Pull out each line of the records holding the string "this".

(Entries from a dataset)
* begin *

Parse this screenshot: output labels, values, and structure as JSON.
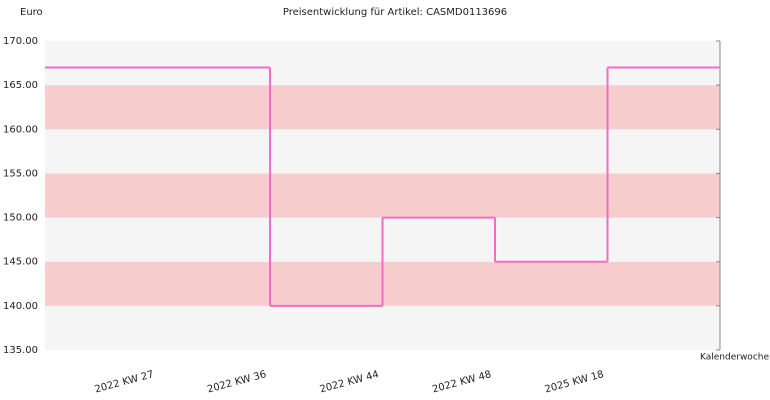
{
  "chart_data": {
    "type": "step",
    "title": "Preisentwicklung für Artikel: CASMD0113696",
    "y_label": "Euro",
    "x_label": "Kalenderwoche",
    "categories": [
      "2022 KW 27",
      "2022 KW 36",
      "2022 KW 44",
      "2022 KW 48",
      "2025 KW 18"
    ],
    "values": [
      167,
      140,
      150,
      145,
      167
    ],
    "color": "#f06ec8",
    "ylim": [
      135,
      170
    ],
    "yticks": [
      {
        "value": 135,
        "label": "135.00"
      },
      {
        "value": 140,
        "label": "140.00"
      },
      {
        "value": 145,
        "label": "145.00"
      },
      {
        "value": 150,
        "label": "150.00"
      },
      {
        "value": 155,
        "label": "155.00"
      },
      {
        "value": 160,
        "label": "160.00"
      },
      {
        "value": 165,
        "label": "165.00"
      },
      {
        "value": 170,
        "label": "170.00"
      }
    ],
    "band_colors": [
      "#f5f5f5",
      "#f7cccc"
    ]
  }
}
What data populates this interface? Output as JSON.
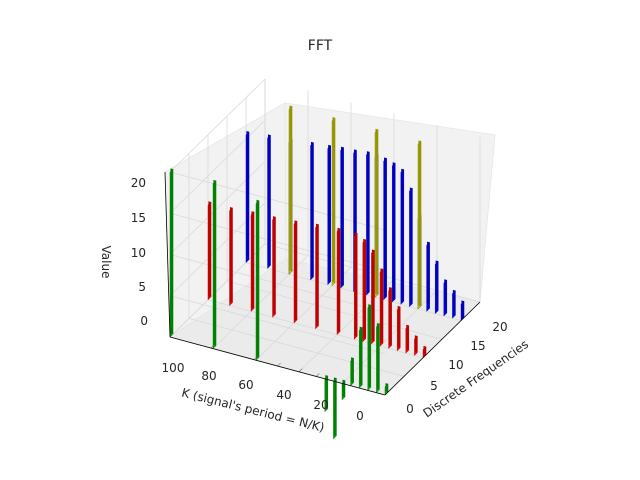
{
  "chart_data": {
    "type": "bar3d",
    "title": "FFT",
    "xlabel": "Discrete Frequencies",
    "ylabel": "K (signal's period = N/K)",
    "zlabel": "Value",
    "xticks": [
      "0",
      "5",
      "10",
      "15",
      "20"
    ],
    "yticks": [
      "0",
      "20",
      "40",
      "60",
      "80",
      "100"
    ],
    "zticks": [
      "0",
      "5",
      "10",
      "15",
      "20"
    ],
    "xlim": [
      0,
      25
    ],
    "ylim": [
      0,
      100
    ],
    "zlim": [
      0,
      20
    ],
    "grid": true,
    "series": [
      {
        "color": "#0000ff",
        "note_x": 20,
        "points": [
          [
            20,
            0,
            2
          ],
          [
            20,
            4,
            3
          ],
          [
            20,
            8,
            4
          ],
          [
            20,
            12,
            6
          ],
          [
            20,
            16,
            8
          ],
          [
            20,
            20,
            11
          ],
          [
            20,
            24,
            14
          ],
          [
            20,
            28,
            16
          ],
          [
            20,
            32,
            16.5
          ],
          [
            20,
            36,
            16.8
          ],
          [
            20,
            40,
            17
          ],
          [
            20,
            44,
            17
          ],
          [
            20,
            50,
            16.8
          ],
          [
            20,
            56,
            16.7
          ],
          [
            20,
            62,
            16.5
          ],
          [
            20,
            70,
            16.3
          ],
          [
            20,
            80,
            16
          ],
          [
            20,
            90,
            15.8
          ],
          [
            20,
            100,
            15.5
          ]
        ]
      },
      {
        "color": "#ff0000",
        "note_x": 10,
        "points": [
          [
            10,
            0,
            1
          ],
          [
            10,
            4,
            2
          ],
          [
            10,
            8,
            3
          ],
          [
            10,
            12,
            5
          ],
          [
            10,
            16,
            7
          ],
          [
            10,
            20,
            9
          ],
          [
            10,
            24,
            11
          ],
          [
            10,
            28,
            12
          ],
          [
            10,
            32,
            12.5
          ],
          [
            10,
            40,
            12.5
          ],
          [
            10,
            50,
            12.3
          ],
          [
            10,
            60,
            12
          ],
          [
            10,
            70,
            11.8
          ],
          [
            10,
            80,
            11.7
          ],
          [
            10,
            90,
            11.5
          ],
          [
            10,
            100,
            11.5
          ]
        ]
      },
      {
        "color": "#00aa00",
        "note_x": 0,
        "points": [
          [
            0,
            0,
            1
          ],
          [
            0,
            4,
            8
          ],
          [
            0,
            8,
            10
          ],
          [
            0,
            12,
            7
          ],
          [
            0,
            16,
            3
          ],
          [
            0,
            20,
            -2
          ],
          [
            0,
            24,
            -7
          ],
          [
            0,
            28,
            -4
          ],
          [
            0,
            32,
            0
          ],
          [
            0,
            40,
            0
          ],
          [
            0,
            50,
            0
          ],
          [
            0,
            60,
            19
          ],
          [
            0,
            61,
            0
          ],
          [
            0,
            80,
            20
          ],
          [
            0,
            81,
            0
          ],
          [
            0,
            100,
            20
          ]
        ]
      },
      {
        "color": "#c8c800",
        "note_x": 20,
        "points": [
          [
            20,
            40,
            20
          ],
          [
            20,
            60,
            20
          ],
          [
            20,
            80,
            20
          ],
          [
            20,
            20,
            20
          ]
        ]
      }
    ]
  }
}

* end *

COMPLETED EXERCISE |
Parse this screenshot: output labels, values, and structure as JSON.
What data populates this interface? Output as JSON.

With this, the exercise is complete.